**INSTRUCTION**.
Exactly as they appear, output all of the entries.

* Begin PROVIDED INFORMATION *

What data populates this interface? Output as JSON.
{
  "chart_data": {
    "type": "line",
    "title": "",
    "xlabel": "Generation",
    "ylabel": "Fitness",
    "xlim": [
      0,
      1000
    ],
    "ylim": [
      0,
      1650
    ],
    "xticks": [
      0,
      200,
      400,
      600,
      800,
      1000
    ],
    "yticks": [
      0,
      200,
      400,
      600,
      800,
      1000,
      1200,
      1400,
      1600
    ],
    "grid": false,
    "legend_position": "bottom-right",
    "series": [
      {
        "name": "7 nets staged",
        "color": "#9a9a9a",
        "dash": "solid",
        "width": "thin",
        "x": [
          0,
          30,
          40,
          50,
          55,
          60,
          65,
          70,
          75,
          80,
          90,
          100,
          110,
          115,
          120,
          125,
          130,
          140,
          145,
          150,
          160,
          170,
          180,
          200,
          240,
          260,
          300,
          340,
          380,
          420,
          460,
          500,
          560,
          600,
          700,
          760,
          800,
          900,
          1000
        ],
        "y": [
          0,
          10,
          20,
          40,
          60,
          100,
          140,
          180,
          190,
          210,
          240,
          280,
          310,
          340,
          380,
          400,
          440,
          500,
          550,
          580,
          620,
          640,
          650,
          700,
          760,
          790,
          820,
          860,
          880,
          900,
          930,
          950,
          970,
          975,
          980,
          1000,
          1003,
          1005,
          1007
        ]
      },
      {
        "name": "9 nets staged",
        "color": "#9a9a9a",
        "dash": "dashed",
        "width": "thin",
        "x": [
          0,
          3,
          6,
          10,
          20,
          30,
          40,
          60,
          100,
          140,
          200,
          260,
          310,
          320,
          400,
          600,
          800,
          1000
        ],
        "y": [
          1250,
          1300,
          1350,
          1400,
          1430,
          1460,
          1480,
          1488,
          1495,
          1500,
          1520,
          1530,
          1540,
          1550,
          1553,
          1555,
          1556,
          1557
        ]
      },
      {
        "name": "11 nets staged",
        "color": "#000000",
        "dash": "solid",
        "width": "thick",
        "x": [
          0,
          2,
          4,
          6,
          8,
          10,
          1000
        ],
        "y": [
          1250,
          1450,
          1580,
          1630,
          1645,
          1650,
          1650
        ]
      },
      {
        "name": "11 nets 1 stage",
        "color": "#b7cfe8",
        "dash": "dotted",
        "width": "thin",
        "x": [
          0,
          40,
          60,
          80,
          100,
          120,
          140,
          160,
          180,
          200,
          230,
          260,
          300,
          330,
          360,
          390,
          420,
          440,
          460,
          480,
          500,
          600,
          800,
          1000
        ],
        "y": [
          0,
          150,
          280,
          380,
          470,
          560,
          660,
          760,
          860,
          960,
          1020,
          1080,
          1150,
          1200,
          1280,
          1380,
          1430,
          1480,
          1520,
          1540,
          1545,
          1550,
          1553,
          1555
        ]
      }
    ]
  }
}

* End PROVIDED INFORMATION *

**RIGHT ANSWER**.
What data populates this interface? Output as JSON.
{
  "chart_data": {
    "type": "line",
    "title": "",
    "xlabel": "Generation",
    "ylabel": "Fitness",
    "xlim": [
      0,
      1000
    ],
    "ylim": [
      0,
      1650
    ],
    "xticks": [
      0,
      200,
      400,
      600,
      800,
      1000
    ],
    "yticks": [
      0,
      200,
      400,
      600,
      800,
      1000,
      1200,
      1400,
      1600
    ],
    "grid": false,
    "legend_position": "bottom-right",
    "series": [
      {
        "name": "7 nets staged",
        "color": "#9a9a9a",
        "dash": "solid",
        "width": "thin",
        "x": [
          0,
          30,
          40,
          50,
          55,
          60,
          65,
          70,
          75,
          80,
          90,
          100,
          110,
          115,
          120,
          125,
          130,
          140,
          145,
          150,
          160,
          170,
          180,
          200,
          240,
          260,
          300,
          340,
          380,
          420,
          460,
          500,
          560,
          600,
          700,
          760,
          800,
          900,
          1000
        ],
        "y": [
          0,
          10,
          20,
          40,
          60,
          100,
          140,
          180,
          190,
          210,
          240,
          280,
          310,
          340,
          380,
          400,
          440,
          500,
          550,
          580,
          620,
          640,
          650,
          700,
          760,
          790,
          820,
          860,
          880,
          900,
          930,
          950,
          970,
          975,
          980,
          1000,
          1003,
          1005,
          1007
        ]
      },
      {
        "name": "9 nets staged",
        "color": "#9a9a9a",
        "dash": "dashed",
        "width": "thin",
        "x": [
          0,
          3,
          6,
          10,
          20,
          30,
          40,
          60,
          100,
          140,
          200,
          260,
          310,
          320,
          400,
          600,
          800,
          1000
        ],
        "y": [
          1250,
          1300,
          1350,
          1400,
          1430,
          1460,
          1480,
          1488,
          1495,
          1500,
          1520,
          1530,
          1540,
          1550,
          1553,
          1555,
          1556,
          1557
        ]
      },
      {
        "name": "11 nets staged",
        "color": "#000000",
        "dash": "solid",
        "width": "thick",
        "x": [
          0,
          2,
          4,
          6,
          8,
          10,
          1000
        ],
        "y": [
          1250,
          1450,
          1580,
          1630,
          1645,
          1650,
          1650
        ]
      },
      {
        "name": "11 nets 1 stage",
        "color": "#b7cfe8",
        "dash": "dotted",
        "width": "thin",
        "x": [
          0,
          40,
          60,
          80,
          100,
          120,
          140,
          160,
          180,
          200,
          230,
          260,
          300,
          330,
          360,
          390,
          420,
          440,
          460,
          480,
          500,
          600,
          800,
          1000
        ],
        "y": [
          0,
          150,
          280,
          380,
          470,
          560,
          660,
          760,
          860,
          960,
          1020,
          1080,
          1150,
          1200,
          1280,
          1380,
          1430,
          1480,
          1520,
          1540,
          1545,
          1550,
          1553,
          1555
        ]
      }
    ]
  }
}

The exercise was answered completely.